___ RECORDS FOR THIS TASK

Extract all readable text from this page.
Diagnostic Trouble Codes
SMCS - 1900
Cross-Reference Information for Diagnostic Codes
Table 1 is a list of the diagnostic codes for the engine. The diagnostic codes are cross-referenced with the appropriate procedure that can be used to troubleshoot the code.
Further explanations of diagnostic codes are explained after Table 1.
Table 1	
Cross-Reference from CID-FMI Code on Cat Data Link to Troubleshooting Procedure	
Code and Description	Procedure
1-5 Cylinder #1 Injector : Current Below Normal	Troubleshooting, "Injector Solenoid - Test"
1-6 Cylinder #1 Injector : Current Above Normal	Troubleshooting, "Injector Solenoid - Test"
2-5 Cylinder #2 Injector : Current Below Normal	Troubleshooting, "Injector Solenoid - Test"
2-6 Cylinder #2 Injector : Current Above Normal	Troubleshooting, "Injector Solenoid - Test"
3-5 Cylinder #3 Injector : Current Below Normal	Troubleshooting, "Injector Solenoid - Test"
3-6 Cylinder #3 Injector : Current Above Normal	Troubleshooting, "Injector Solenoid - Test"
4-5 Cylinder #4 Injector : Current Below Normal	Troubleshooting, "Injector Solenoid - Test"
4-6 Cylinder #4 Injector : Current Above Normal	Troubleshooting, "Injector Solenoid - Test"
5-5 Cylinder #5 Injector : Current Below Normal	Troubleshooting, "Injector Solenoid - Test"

______

Track down the lines that include the word "from" and copy them.

#### EXPECTED OUTPUT
Extract all readable text from this page.
Cross-Reference from CID-FMI Code on Cat Data Link to Troubleshooting Procedure	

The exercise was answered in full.